-- ENTRIES start --

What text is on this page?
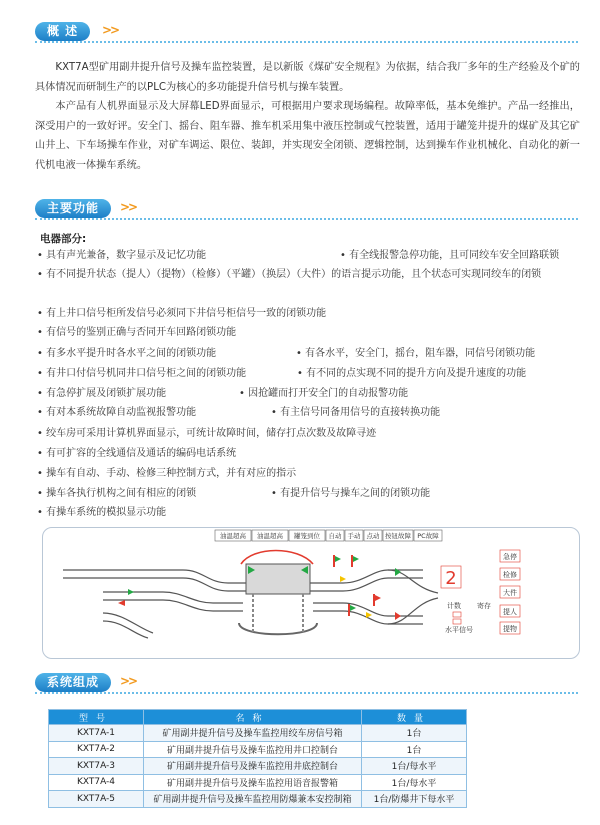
概 述	>>

KXT7A型矿用副井提升信号及操车监控装置，是以新版《煤矿安全规程》为依据，结合我厂多年的生产经验及个矿的具体情况而研制生产的以PLC为核心的多功能提升信号机与操车装置。

本产品有人机界面显示及大屏幕LED界面显示，可根据用户要求现场编程。故障率低，基本免维护。产品一经推出，深受用户的一致好评。安全门、摇台、阻车器、推车机采用集中液压控制或气控装置，适用于罐笼井提升的煤矿及其它矿山井上、下车场操车作业，对矿车调运、限位、装卸，并实现安全闭锁、逻辑控制，达到操车作业机械化、自动化的新一代机电液一体操车系统。

主要功能	>>
电器部分:
• 具有声光兼备，数字显示及记忆功能	• 有全线报警急停功能，且可同绞车安全回路联锁
• 有不同提升状态（提人）（提物）（检修）（平罐）（换层）（大件）的语言提示功能，且个状态可实现同绞车的闭锁
• 有上井口信号柜所发信号必须同下井信号柜信号一致的闭锁功能
• 有信号的鉴别正确与否同开车回路闭锁功能
• 有多水平提升时各水平之间的闭锁功能	• 有各水平，安全门，摇台，阻车器，同信号闭锁功能
• 有井口付信号机同井口信号柜之间的闭锁功能	• 有不同的点实现不同的提升方向及提升速度的功能
• 有急停扩展及闭锁扩展功能	• 因抢罐而打开安全门的自动报警功能
• 有对本系统故障自动监视报警功能	• 有主信号同备用信号的直接转换功能
• 绞车房可采用计算机界面显示，可统计故障时间，储存打点次数及故障寻迹
• 有可扩容的全线通信及通话的编码电话系统
• 操车有自动、手动、检修三种控制方式，并有对应的指示
• 操车各执行机构之间有相应的闭锁	• 有提升信号与操车之间的闭锁功能
• 有操车系统的模拟显示功能
油温超高 油温超高 罐笼到位 自动 手动 点动 按钮故障 PC故障
2
计数 寄存
水平信号
急停
检修
大件
提人
提物
系统组成	>>
型号	名称	数量
KXT7A-1	矿用副井提升信号及操车监控用绞车房信号箱	1台
KXT7A-2	矿用副井提升信号及操车监控用井口控制台	1台
KXT7A-3	矿用副井提升信号及操车监控用井底控制台	1台/每水平
KXT7A-4	矿用副井提升信号及操车监控用语音报警箱	1台/每水平
KXT7A-5	矿用副井提升信号及操车监控用防爆兼本安控制箱	1台/防爆井下每水平
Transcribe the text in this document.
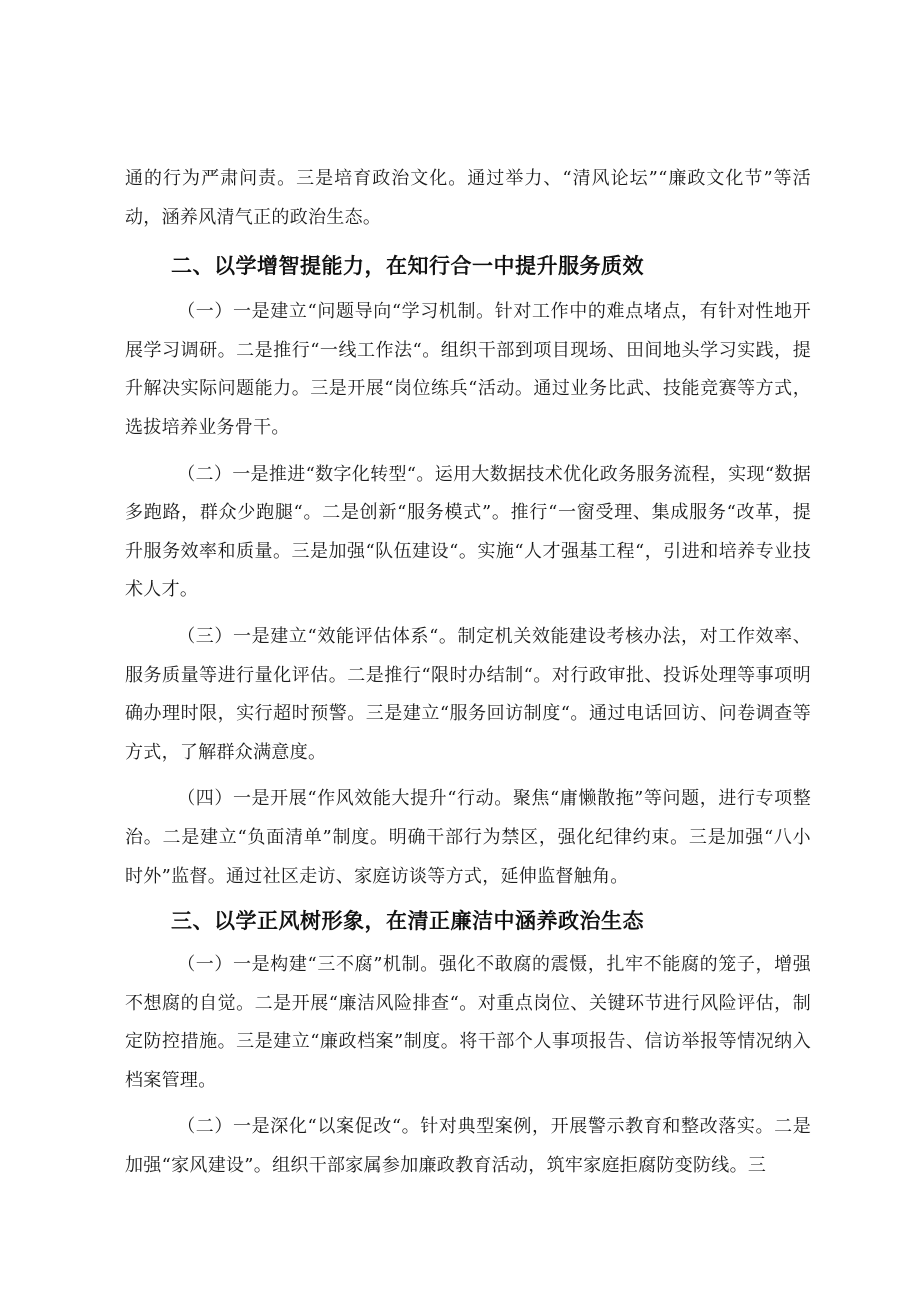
通的行为严肃问责。三是培育政治文化。通过举力、“清风论坛”“廉政文化节”等活动，涵养风清气正的政治生态。

二、以学增智提能力，在知行合一中提升服务质效

（一）一是建立“问题导向“学习机制。针对工作中的难点堵点，有针对性地开展学习调研。二是推行“一线工作法“。组织干部到项目现场、田间地头学习实践，提升解决实际问题能力。三是开展“岗位练兵“活动。通过业务比武、技能竞赛等方式，选拔培养业务骨干。

（二）一是推进“数字化转型“。运用大数据技术优化政务服务流程，实现“数据多跑路，群众少跑腿“。二是创新“服务模式”。推行“一窗受理、集成服务“改革，提升服务效率和质量。三是加强“队伍建设“。实施“人才强基工程“，引进和培养专业技术人才。

（三）一是建立“效能评估体系“。制定机关效能建设考核办法，对工作效率、服务质量等进行量化评估。二是推行“限时办结制“。对行政审批、投诉处理等事项明确办理时限，实行超时预警。三是建立“服务回访制度“。通过电话回访、问卷调查等方式，了解群众满意度。

（四）一是开展“作风效能大提升“行动。聚焦“庸懒散拖”等问题，进行专项整治。二是建立“负面清单”制度。明确干部行为禁区，强化纪律约束。三是加强“八小时外”监督。通过社区走访、家庭访谈等方式，延伸监督触角。

三、以学正风树形象，在清正廉洁中涵养政治生态

（一）一是构建“三不腐”机制。强化不敢腐的震慑，扎牢不能腐的笼子，增强不想腐的自觉。二是开展“廉洁风险排查“。对重点岗位、关键环节进行风险评估，制定防控措施。三是建立“廉政档案”制度。将干部个人事项报告、信访举报等情况纳入档案管理。

（二）一是深化“以案促改“。针对典型案例，开展警示教育和整改落实。二是加强“家风建设”。组织干部家属参加廉政教育活动，筑牢家庭拒腐防变防线。三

-- ENTRIES end --

GIVEN TASK: Quote the records in full and exactly; skip any image.

EXERCISE ANSWER:
What text is on this page?
概 述	>>

KXT7A型矿用副井提升信号及操车监控装置，是以新版《煤矿安全规程》为依据，结合我厂多年的生产经验及个矿的具体情况而研制生产的以PLC为核心的多功能提升信号机与操车装置。

本产品有人机界面显示及大屏幕LED界面显示，可根据用户要求现场编程。故障率低，基本免维护。产品一经推出，深受用户的一致好评。安全门、摇台、阻车器、推车机采用集中液压控制或气控装置，适用于罐笼井提升的煤矿及其它矿山井上、下车场操车作业，对矿车调运、限位、装卸，并实现安全闭锁、逻辑控制，达到操车作业机械化、自动化的新一代机电液一体操车系统。

主要功能	>>
电器部分:
• 具有声光兼备，数字显示及记忆功能	• 有全线报警急停功能，且可同绞车安全回路联锁
• 有不同提升状态（提人）（提物）（检修）（平罐）（换层）（大件）的语言提示功能，且个状态可实现同绞车的闭锁
• 有上井口信号柜所发信号必须同下井信号柜信号一致的闭锁功能
• 有信号的鉴别正确与否同开车回路闭锁功能
• 有多水平提升时各水平之间的闭锁功能	• 有各水平，安全门，摇台，阻车器，同信号闭锁功能
• 有井口付信号机同井口信号柜之间的闭锁功能	• 有不同的点实现不同的提升方向及提升速度的功能
• 有急停扩展及闭锁扩展功能	• 因抢罐而打开安全门的自动报警功能
• 有对本系统故障自动监视报警功能	• 有主信号同备用信号的直接转换功能
• 绞车房可采用计算机界面显示，可统计故障时间，储存打点次数及故障寻迹
• 有可扩容的全线通信及通话的编码电话系统
• 操车有自动、手动、检修三种控制方式，并有对应的指示
• 操车各执行机构之间有相应的闭锁	• 有提升信号与操车之间的闭锁功能
• 有操车系统的模拟显示功能
油温超高 油温超高 罐笼到位 自动 手动 点动 按钮故障 PC故障
2
计数 寄存
水平信号
急停
检修
大件
提人
提物
系统组成	>>
型号	名称	数量
KXT7A-1	矿用副井提升信号及操车监控用绞车房信号箱	1台
KXT7A-2	矿用副井提升信号及操车监控用井口控制台	1台
KXT7A-3	矿用副井提升信号及操车监控用井底控制台	1台/每水平
KXT7A-4	矿用副井提升信号及操车监控用语音报警箱	1台/每水平
KXT7A-5	矿用副井提升信号及操车监控用防爆兼本安控制箱	1台/防爆井下每水平
Transcribe the text in this document.
通的行为严肃问责。三是培育政治文化。通过举力、“清风论坛”“廉政文化节”等活动，涵养风清气正的政治生态。

二、以学增智提能力，在知行合一中提升服务质效

（一）一是建立“问题导向“学习机制。针对工作中的难点堵点，有针对性地开展学习调研。二是推行“一线工作法“。组织干部到项目现场、田间地头学习实践，提升解决实际问题能力。三是开展“岗位练兵“活动。通过业务比武、技能竞赛等方式，选拔培养业务骨干。

（二）一是推进“数字化转型“。运用大数据技术优化政务服务流程，实现“数据多跑路，群众少跑腿“。二是创新“服务模式”。推行“一窗受理、集成服务“改革，提升服务效率和质量。三是加强“队伍建设“。实施“人才强基工程“，引进和培养专业技术人才。

（三）一是建立“效能评估体系“。制定机关效能建设考核办法，对工作效率、服务质量等进行量化评估。二是推行“限时办结制“。对行政审批、投诉处理等事项明确办理时限，实行超时预警。三是建立“服务回访制度“。通过电话回访、问卷调查等方式，了解群众满意度。

（四）一是开展“作风效能大提升“行动。聚焦“庸懒散拖”等问题，进行专项整治。二是建立“负面清单”制度。明确干部行为禁区，强化纪律约束。三是加强“八小时外”监督。通过社区走访、家庭访谈等方式，延伸监督触角。

三、以学正风树形象，在清正廉洁中涵养政治生态

（一）一是构建“三不腐”机制。强化不敢腐的震慑，扎牢不能腐的笼子，增强不想腐的自觉。二是开展“廉洁风险排查“。对重点岗位、关键环节进行风险评估，制定防控措施。三是建立“廉政档案”制度。将干部个人事项报告、信访举报等情况纳入档案管理。

（二）一是深化“以案促改“。针对典型案例，开展警示教育和整改落实。二是加强“家风建设”。组织干部家属参加廉政教育活动，筑牢家庭拒腐防变防线。三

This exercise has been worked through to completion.